Reproduce all entries word for word.

Material for this task →
• • • • • • •

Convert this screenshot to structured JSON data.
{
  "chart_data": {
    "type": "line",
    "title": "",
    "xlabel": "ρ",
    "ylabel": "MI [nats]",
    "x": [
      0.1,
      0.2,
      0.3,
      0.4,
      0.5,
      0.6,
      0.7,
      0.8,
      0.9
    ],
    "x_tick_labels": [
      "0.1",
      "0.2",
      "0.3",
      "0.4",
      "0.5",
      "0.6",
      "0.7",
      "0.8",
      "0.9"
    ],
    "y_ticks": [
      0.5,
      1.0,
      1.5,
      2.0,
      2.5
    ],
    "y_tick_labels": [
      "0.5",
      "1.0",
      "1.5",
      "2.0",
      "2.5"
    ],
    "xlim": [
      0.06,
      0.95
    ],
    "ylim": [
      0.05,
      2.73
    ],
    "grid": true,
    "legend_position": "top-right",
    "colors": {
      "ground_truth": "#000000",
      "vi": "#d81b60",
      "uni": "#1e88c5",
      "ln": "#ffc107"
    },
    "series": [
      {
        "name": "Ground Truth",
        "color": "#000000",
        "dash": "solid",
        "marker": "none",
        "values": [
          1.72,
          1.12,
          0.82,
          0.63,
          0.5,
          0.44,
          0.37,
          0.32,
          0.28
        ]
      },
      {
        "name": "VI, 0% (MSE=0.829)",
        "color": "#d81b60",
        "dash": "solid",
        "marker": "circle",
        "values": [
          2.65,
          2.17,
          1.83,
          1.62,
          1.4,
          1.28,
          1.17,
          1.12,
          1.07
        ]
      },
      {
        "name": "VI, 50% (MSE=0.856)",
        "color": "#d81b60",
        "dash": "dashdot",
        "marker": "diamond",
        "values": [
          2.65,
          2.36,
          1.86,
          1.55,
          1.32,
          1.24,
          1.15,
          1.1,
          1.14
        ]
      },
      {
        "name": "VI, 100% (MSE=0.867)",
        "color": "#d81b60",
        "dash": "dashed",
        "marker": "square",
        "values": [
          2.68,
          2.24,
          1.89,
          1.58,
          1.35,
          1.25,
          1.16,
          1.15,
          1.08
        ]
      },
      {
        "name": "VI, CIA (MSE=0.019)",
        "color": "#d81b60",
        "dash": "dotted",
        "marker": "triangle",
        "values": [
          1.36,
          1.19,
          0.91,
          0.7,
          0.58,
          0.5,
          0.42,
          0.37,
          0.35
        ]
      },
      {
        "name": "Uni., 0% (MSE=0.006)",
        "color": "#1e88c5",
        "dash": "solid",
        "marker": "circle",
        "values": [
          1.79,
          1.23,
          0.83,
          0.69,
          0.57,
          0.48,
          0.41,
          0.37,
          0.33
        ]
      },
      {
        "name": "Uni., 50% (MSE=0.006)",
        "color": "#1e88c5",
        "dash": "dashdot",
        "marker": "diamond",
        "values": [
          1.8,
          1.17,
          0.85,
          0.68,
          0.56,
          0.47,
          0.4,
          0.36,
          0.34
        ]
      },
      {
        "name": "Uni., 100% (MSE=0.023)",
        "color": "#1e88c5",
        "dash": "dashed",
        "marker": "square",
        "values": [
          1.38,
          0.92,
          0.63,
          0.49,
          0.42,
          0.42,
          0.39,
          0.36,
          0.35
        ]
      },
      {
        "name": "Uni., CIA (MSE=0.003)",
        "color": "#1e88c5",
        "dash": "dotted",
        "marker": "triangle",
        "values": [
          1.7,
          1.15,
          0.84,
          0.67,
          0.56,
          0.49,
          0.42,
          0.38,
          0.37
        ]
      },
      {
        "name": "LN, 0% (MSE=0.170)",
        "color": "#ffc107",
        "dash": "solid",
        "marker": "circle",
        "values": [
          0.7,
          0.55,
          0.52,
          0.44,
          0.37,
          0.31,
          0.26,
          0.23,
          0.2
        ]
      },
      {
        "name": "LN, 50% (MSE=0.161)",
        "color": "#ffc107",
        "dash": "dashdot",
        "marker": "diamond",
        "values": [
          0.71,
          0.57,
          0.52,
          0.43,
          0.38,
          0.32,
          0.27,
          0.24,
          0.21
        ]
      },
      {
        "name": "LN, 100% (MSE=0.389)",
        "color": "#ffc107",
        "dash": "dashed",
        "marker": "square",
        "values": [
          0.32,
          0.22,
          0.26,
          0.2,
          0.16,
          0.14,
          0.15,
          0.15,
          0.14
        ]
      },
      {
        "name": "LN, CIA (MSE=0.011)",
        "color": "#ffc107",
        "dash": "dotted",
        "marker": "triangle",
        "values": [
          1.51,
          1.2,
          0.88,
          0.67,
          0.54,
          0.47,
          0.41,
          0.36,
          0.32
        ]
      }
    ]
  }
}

• • • • • • •

Solution for this exercise →
Convert this screenshot to structured JSON data.
{
  "chart_data": {
    "type": "line",
    "title": "",
    "xlabel": "ρ",
    "ylabel": "MI [nats]",
    "x": [
      0.1,
      0.2,
      0.3,
      0.4,
      0.5,
      0.6,
      0.7,
      0.8,
      0.9
    ],
    "x_tick_labels": [
      "0.1",
      "0.2",
      "0.3",
      "0.4",
      "0.5",
      "0.6",
      "0.7",
      "0.8",
      "0.9"
    ],
    "y_ticks": [
      0.5,
      1.0,
      1.5,
      2.0,
      2.5
    ],
    "y_tick_labels": [
      "0.5",
      "1.0",
      "1.5",
      "2.0",
      "2.5"
    ],
    "xlim": [
      0.06,
      0.95
    ],
    "ylim": [
      0.05,
      2.73
    ],
    "grid": true,
    "legend_position": "top-right",
    "colors": {
      "ground_truth": "#000000",
      "vi": "#d81b60",
      "uni": "#1e88c5",
      "ln": "#ffc107"
    },
    "series": [
      {
        "name": "Ground Truth",
        "color": "#000000",
        "dash": "solid",
        "marker": "none",
        "values": [
          1.72,
          1.12,
          0.82,
          0.63,
          0.5,
          0.44,
          0.37,
          0.32,
          0.28
        ]
      },
      {
        "name": "VI, 0% (MSE=0.829)",
        "color": "#d81b60",
        "dash": "solid",
        "marker": "circle",
        "values": [
          2.65,
          2.17,
          1.83,
          1.62,
          1.4,
          1.28,
          1.17,
          1.12,
          1.07
        ]
      },
      {
        "name": "VI, 50% (MSE=0.856)",
        "color": "#d81b60",
        "dash": "dashdot",
        "marker": "diamond",
        "values": [
          2.65,
          2.36,
          1.86,
          1.55,
          1.32,
          1.24,
          1.15,
          1.1,
          1.14
        ]
      },
      {
        "name": "VI, 100% (MSE=0.867)",
        "color": "#d81b60",
        "dash": "dashed",
        "marker": "square",
        "values": [
          2.68,
          2.24,
          1.89,
          1.58,
          1.35,
          1.25,
          1.16,
          1.15,
          1.08
        ]
      },
      {
        "name": "VI, CIA (MSE=0.019)",
        "color": "#d81b60",
        "dash": "dotted",
        "marker": "triangle",
        "values": [
          1.36,
          1.19,
          0.91,
          0.7,
          0.58,
          0.5,
          0.42,
          0.37,
          0.35
        ]
      },
      {
        "name": "Uni., 0% (MSE=0.006)",
        "color": "#1e88c5",
        "dash": "solid",
        "marker": "circle",
        "values": [
          1.79,
          1.23,
          0.83,
          0.69,
          0.57,
          0.48,
          0.41,
          0.37,
          0.33
        ]
      },
      {
        "name": "Uni., 50% (MSE=0.006)",
        "color": "#1e88c5",
        "dash": "dashdot",
        "marker": "diamond",
        "values": [
          1.8,
          1.17,
          0.85,
          0.68,
          0.56,
          0.47,
          0.4,
          0.36,
          0.34
        ]
      },
      {
        "name": "Uni., 100% (MSE=0.023)",
        "color": "#1e88c5",
        "dash": "dashed",
        "marker": "square",
        "values": [
          1.38,
          0.92,
          0.63,
          0.49,
          0.42,
          0.42,
          0.39,
          0.36,
          0.35
        ]
      },
      {
        "name": "Uni., CIA (MSE=0.003)",
        "color": "#1e88c5",
        "dash": "dotted",
        "marker": "triangle",
        "values": [
          1.7,
          1.15,
          0.84,
          0.67,
          0.56,
          0.49,
          0.42,
          0.38,
          0.37
        ]
      },
      {
        "name": "LN, 0% (MSE=0.170)",
        "color": "#ffc107",
        "dash": "solid",
        "marker": "circle",
        "values": [
          0.7,
          0.55,
          0.52,
          0.44,
          0.37,
          0.31,
          0.26,
          0.23,
          0.2
        ]
      },
      {
        "name": "LN, 50% (MSE=0.161)",
        "color": "#ffc107",
        "dash": "dashdot",
        "marker": "diamond",
        "values": [
          0.71,
          0.57,
          0.52,
          0.43,
          0.38,
          0.32,
          0.27,
          0.24,
          0.21
        ]
      },
      {
        "name": "LN, 100% (MSE=0.389)",
        "color": "#ffc107",
        "dash": "dashed",
        "marker": "square",
        "values": [
          0.32,
          0.22,
          0.26,
          0.2,
          0.16,
          0.14,
          0.15,
          0.15,
          0.14
        ]
      },
      {
        "name": "LN, CIA (MSE=0.011)",
        "color": "#ffc107",
        "dash": "dotted",
        "marker": "triangle",
        "values": [
          1.51,
          1.2,
          0.88,
          0.67,
          0.54,
          0.47,
          0.41,
          0.36,
          0.32
        ]
      }
    ]
  }
}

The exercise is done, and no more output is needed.